Records from a collection of figures
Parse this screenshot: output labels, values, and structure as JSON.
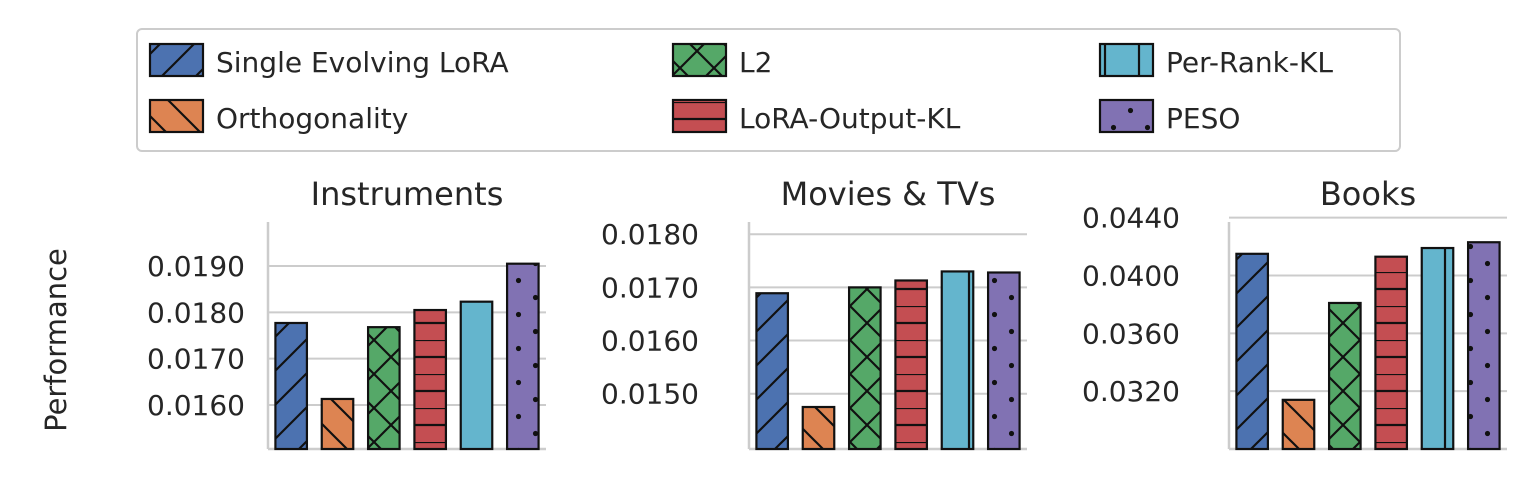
{
  "ylabel": "Performance",
  "legend": {
    "placement": "top-center",
    "entries": [
      {
        "name": "Single Evolving LoRA",
        "color": "#4c72b0",
        "hatch": "diagonal"
      },
      {
        "name": "Orthogonality",
        "color": "#dd8452",
        "hatch": "back-diagonal"
      },
      {
        "name": "L2",
        "color": "#55a868",
        "hatch": "cross"
      },
      {
        "name": "LoRA-Output-KL",
        "color": "#c44e52",
        "hatch": "horizontal"
      },
      {
        "name": "Per-Rank-KL",
        "color": "#64b5cd",
        "hatch": "vertical"
      },
      {
        "name": "PESO",
        "color": "#8172b3",
        "hatch": "dots"
      }
    ]
  },
  "chart_data": [
    {
      "type": "bar",
      "title": "Instruments",
      "categories": [
        "Single Evolving LoRA",
        "Orthogonality",
        "L2",
        "LoRA-Output-KL",
        "Per-Rank-KL",
        "PESO"
      ],
      "values": [
        0.01777,
        0.01613,
        0.01768,
        0.01805,
        0.01823,
        0.01905
      ],
      "ylim": [
        0.01505,
        0.01995
      ],
      "yticks": [
        "0.0160",
        "0.0170",
        "0.0180",
        "0.0190"
      ],
      "ytick_values": [
        0.016,
        0.017,
        0.018,
        0.019
      ],
      "grid": true
    },
    {
      "type": "bar",
      "title": "Movies & TVs",
      "categories": [
        "Single Evolving LoRA",
        "Orthogonality",
        "L2",
        "LoRA-Output-KL",
        "Per-Rank-KL",
        "PESO"
      ],
      "values": [
        0.01689,
        0.01475,
        0.017,
        0.01713,
        0.0173,
        0.01728
      ],
      "ylim": [
        0.01396,
        0.01823
      ],
      "yticks": [
        "0.0150",
        "0.0160",
        "0.0170",
        "0.0180"
      ],
      "ytick_values": [
        0.015,
        0.016,
        0.017,
        0.018
      ],
      "grid": true
    },
    {
      "type": "bar",
      "title": "Books",
      "categories": [
        "Single Evolving LoRA",
        "Orthogonality",
        "L2",
        "LoRA-Output-KL",
        "Per-Rank-KL",
        "PESO"
      ],
      "values": [
        0.0415,
        0.0314,
        0.0381,
        0.0413,
        0.0419,
        0.0423
      ],
      "ylim": [
        0.028,
        0.0437
      ],
      "yticks": [
        "0.0320",
        "0.0360",
        "0.0400",
        "0.0440"
      ],
      "ytick_values": [
        0.032,
        0.036,
        0.04,
        0.044
      ],
      "grid": true
    }
  ]
}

[Exercise brief]
Are you able to set down all the lines above exactly, without any pictures?

[Written answer]
Parse this screenshot: output labels, values, and structure as JSON.
{
  "ylabel": "Performance",
  "legend": {
    "placement": "top-center",
    "entries": [
      {
        "name": "Single Evolving LoRA",
        "color": "#4c72b0",
        "hatch": "diagonal"
      },
      {
        "name": "Orthogonality",
        "color": "#dd8452",
        "hatch": "back-diagonal"
      },
      {
        "name": "L2",
        "color": "#55a868",
        "hatch": "cross"
      },
      {
        "name": "LoRA-Output-KL",
        "color": "#c44e52",
        "hatch": "horizontal"
      },
      {
        "name": "Per-Rank-KL",
        "color": "#64b5cd",
        "hatch": "vertical"
      },
      {
        "name": "PESO",
        "color": "#8172b3",
        "hatch": "dots"
      }
    ]
  },
  "chart_data": [
    {
      "type": "bar",
      "title": "Instruments",
      "categories": [
        "Single Evolving LoRA",
        "Orthogonality",
        "L2",
        "LoRA-Output-KL",
        "Per-Rank-KL",
        "PESO"
      ],
      "values": [
        0.01777,
        0.01613,
        0.01768,
        0.01805,
        0.01823,
        0.01905
      ],
      "ylim": [
        0.01505,
        0.01995
      ],
      "yticks": [
        "0.0160",
        "0.0170",
        "0.0180",
        "0.0190"
      ],
      "ytick_values": [
        0.016,
        0.017,
        0.018,
        0.019
      ],
      "grid": true
    },
    {
      "type": "bar",
      "title": "Movies & TVs",
      "categories": [
        "Single Evolving LoRA",
        "Orthogonality",
        "L2",
        "LoRA-Output-KL",
        "Per-Rank-KL",
        "PESO"
      ],
      "values": [
        0.01689,
        0.01475,
        0.017,
        0.01713,
        0.0173,
        0.01728
      ],
      "ylim": [
        0.01396,
        0.01823
      ],
      "yticks": [
        "0.0150",
        "0.0160",
        "0.0170",
        "0.0180"
      ],
      "ytick_values": [
        0.015,
        0.016,
        0.017,
        0.018
      ],
      "grid": true
    },
    {
      "type": "bar",
      "title": "Books",
      "categories": [
        "Single Evolving LoRA",
        "Orthogonality",
        "L2",
        "LoRA-Output-KL",
        "Per-Rank-KL",
        "PESO"
      ],
      "values": [
        0.0415,
        0.0314,
        0.0381,
        0.0413,
        0.0419,
        0.0423
      ],
      "ylim": [
        0.028,
        0.0437
      ],
      "yticks": [
        "0.0320",
        "0.0360",
        "0.0400",
        "0.0440"
      ],
      "ytick_values": [
        0.032,
        0.036,
        0.04,
        0.044
      ],
      "grid": true
    }
  ]
}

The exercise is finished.